--- RECORDS SHOWN ---

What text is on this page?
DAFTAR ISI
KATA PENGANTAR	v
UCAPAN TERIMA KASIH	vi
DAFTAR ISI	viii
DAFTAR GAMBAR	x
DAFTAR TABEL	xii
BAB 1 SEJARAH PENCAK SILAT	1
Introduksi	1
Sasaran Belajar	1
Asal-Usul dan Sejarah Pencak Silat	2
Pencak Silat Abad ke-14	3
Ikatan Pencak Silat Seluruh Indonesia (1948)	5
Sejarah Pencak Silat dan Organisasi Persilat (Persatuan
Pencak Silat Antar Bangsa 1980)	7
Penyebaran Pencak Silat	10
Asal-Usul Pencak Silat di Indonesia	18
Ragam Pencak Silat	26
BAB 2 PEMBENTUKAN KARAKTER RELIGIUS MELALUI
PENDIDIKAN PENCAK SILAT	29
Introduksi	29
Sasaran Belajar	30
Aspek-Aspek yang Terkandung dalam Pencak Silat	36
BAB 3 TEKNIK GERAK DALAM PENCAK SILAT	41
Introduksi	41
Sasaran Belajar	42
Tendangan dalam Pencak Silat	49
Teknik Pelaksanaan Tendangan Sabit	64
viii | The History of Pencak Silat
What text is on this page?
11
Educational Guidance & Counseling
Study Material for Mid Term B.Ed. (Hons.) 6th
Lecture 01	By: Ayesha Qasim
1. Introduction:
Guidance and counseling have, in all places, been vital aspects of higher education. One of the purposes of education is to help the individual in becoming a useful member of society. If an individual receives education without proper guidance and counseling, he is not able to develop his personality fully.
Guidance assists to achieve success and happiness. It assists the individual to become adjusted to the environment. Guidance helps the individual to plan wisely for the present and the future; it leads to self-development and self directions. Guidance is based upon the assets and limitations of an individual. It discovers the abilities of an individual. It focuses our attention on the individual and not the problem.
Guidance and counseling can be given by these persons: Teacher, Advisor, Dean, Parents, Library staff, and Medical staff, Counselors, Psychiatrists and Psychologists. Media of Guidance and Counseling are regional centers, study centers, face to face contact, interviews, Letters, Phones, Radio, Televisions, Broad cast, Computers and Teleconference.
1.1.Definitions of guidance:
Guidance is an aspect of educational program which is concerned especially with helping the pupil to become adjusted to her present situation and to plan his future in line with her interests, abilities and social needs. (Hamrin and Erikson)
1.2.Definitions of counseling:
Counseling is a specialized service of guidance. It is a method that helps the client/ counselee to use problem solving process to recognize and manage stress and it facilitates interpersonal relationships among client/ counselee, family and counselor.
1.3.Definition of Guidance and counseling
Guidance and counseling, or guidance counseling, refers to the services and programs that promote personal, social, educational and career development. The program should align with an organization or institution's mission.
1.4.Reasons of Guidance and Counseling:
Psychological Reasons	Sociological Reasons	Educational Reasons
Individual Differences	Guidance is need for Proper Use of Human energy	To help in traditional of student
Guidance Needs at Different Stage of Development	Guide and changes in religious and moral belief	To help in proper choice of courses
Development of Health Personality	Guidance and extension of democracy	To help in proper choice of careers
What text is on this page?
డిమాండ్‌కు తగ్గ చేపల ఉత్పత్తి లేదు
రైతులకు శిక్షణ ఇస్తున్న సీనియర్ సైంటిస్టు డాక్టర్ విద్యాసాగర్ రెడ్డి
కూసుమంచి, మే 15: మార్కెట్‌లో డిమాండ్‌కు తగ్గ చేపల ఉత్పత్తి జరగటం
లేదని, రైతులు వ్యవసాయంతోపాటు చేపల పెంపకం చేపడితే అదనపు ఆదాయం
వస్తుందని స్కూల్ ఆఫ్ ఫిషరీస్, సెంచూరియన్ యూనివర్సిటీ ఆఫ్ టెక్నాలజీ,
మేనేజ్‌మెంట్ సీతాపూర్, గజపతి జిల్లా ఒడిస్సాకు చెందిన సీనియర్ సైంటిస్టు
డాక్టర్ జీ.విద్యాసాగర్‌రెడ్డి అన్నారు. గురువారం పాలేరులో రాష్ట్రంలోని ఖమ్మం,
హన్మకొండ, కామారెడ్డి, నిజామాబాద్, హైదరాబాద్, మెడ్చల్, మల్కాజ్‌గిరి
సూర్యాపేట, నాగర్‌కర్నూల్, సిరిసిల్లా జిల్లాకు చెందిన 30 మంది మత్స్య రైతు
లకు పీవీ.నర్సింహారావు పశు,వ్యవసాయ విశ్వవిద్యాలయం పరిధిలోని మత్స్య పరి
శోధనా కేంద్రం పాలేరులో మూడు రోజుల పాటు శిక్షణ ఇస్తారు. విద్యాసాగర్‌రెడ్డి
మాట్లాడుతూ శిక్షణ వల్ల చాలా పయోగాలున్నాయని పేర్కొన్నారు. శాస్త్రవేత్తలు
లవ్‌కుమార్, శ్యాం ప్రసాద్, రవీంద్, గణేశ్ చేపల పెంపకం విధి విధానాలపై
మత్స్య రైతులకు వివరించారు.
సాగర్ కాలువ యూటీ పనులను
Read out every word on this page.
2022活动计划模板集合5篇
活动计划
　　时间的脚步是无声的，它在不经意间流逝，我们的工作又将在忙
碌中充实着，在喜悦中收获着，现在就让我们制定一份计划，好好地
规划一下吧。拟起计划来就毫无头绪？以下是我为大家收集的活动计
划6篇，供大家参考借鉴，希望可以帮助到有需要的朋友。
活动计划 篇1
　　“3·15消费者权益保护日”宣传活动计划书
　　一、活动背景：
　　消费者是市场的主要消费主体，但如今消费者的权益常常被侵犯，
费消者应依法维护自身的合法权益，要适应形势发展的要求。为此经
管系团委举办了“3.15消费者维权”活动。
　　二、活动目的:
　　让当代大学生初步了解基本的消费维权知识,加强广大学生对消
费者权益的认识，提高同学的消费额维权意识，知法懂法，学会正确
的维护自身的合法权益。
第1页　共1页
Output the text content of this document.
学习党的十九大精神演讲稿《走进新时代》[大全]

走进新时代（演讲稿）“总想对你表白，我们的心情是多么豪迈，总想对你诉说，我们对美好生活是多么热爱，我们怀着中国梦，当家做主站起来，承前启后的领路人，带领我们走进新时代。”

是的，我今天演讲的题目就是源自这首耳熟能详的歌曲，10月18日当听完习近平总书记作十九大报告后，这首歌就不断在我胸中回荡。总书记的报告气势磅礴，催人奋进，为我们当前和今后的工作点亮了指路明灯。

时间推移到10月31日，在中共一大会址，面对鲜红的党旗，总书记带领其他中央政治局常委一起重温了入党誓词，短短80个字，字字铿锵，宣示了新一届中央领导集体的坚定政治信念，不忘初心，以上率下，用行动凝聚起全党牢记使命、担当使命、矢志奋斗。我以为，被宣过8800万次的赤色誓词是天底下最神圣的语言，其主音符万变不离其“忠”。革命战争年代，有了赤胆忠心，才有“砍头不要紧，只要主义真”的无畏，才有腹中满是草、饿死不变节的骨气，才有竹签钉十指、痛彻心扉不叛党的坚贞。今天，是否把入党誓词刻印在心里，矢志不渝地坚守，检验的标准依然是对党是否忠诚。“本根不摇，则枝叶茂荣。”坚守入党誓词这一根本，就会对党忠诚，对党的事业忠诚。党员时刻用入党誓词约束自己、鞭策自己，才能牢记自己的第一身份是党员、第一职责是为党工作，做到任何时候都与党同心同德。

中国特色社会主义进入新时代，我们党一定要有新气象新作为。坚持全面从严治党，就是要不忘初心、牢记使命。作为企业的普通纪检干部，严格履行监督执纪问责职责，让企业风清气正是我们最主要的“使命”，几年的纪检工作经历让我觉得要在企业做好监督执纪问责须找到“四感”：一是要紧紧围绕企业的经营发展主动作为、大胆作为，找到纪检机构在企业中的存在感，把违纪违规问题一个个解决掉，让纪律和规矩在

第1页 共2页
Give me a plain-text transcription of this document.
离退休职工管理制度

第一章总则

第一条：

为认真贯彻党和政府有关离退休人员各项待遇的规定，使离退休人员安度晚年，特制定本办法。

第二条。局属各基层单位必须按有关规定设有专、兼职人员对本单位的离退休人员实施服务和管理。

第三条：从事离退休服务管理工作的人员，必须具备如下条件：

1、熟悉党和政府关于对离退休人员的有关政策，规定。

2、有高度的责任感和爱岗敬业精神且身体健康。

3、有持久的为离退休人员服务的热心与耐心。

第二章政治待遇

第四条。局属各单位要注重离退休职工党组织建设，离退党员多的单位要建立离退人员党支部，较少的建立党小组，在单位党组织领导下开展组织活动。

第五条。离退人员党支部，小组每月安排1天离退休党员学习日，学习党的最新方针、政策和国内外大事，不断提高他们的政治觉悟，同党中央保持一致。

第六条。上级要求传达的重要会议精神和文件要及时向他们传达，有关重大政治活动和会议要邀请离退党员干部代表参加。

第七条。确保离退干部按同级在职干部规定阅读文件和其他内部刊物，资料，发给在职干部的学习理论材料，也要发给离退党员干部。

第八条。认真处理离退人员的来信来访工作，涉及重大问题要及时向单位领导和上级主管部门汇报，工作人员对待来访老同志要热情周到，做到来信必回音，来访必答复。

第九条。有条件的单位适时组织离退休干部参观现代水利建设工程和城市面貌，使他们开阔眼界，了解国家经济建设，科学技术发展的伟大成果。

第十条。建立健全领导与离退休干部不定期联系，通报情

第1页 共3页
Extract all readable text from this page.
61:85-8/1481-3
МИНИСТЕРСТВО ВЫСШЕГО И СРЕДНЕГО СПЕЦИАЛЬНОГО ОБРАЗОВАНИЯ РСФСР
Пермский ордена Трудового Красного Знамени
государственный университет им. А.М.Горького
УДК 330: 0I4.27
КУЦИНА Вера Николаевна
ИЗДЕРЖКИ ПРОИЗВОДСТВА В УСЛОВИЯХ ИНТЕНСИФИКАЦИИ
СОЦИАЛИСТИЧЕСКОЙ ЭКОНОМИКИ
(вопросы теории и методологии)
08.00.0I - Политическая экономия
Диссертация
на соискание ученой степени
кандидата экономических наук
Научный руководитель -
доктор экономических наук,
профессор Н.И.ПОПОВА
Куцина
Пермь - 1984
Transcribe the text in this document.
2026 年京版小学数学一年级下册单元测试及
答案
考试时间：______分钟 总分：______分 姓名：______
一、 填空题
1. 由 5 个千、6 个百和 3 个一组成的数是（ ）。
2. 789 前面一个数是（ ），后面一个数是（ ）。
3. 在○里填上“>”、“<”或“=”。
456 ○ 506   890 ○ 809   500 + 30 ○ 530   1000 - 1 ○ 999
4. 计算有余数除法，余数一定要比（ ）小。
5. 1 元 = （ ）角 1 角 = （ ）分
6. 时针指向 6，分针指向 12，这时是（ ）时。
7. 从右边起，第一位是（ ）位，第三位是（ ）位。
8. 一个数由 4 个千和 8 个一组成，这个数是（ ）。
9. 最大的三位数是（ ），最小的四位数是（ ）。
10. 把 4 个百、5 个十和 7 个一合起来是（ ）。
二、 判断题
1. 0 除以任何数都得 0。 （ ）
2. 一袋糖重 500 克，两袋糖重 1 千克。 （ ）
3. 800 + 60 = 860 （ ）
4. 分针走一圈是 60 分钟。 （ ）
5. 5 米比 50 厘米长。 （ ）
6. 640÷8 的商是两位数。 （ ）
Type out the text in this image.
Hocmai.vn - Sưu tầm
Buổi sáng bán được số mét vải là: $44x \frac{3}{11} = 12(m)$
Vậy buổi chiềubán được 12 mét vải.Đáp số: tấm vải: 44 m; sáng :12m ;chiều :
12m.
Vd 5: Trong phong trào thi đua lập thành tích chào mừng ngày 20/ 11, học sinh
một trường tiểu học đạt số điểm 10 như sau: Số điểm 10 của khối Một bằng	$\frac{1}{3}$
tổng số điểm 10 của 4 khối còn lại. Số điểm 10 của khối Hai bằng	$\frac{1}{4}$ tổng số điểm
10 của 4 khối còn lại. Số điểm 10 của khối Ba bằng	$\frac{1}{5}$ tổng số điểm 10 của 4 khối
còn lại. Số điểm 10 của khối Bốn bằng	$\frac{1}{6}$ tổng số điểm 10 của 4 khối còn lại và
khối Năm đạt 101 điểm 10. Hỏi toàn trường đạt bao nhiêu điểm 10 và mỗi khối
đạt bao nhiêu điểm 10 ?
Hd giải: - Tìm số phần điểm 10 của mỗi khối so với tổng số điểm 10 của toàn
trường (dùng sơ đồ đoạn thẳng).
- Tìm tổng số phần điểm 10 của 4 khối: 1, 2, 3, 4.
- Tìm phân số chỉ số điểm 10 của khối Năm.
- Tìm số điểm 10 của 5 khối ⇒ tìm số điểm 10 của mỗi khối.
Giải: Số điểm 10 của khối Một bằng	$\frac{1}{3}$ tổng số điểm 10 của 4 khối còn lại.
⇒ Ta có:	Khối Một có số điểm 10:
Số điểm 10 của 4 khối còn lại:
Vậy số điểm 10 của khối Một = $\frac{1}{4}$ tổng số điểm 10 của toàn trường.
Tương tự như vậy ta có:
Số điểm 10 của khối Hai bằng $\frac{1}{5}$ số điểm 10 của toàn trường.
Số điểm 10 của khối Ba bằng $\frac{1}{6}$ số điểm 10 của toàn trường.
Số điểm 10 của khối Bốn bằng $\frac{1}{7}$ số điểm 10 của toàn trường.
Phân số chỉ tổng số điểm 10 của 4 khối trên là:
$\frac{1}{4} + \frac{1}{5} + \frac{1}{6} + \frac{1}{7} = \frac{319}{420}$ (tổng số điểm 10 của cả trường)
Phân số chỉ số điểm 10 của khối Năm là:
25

---

> [WHAT IS NEEDED] List all lines where "Asal" occurs.

> [EXERCISE RESPONSE]
Asal-Usul dan Sejarah Pencak Silat	2
Asal-Usul Pencak Silat di Indonesia	18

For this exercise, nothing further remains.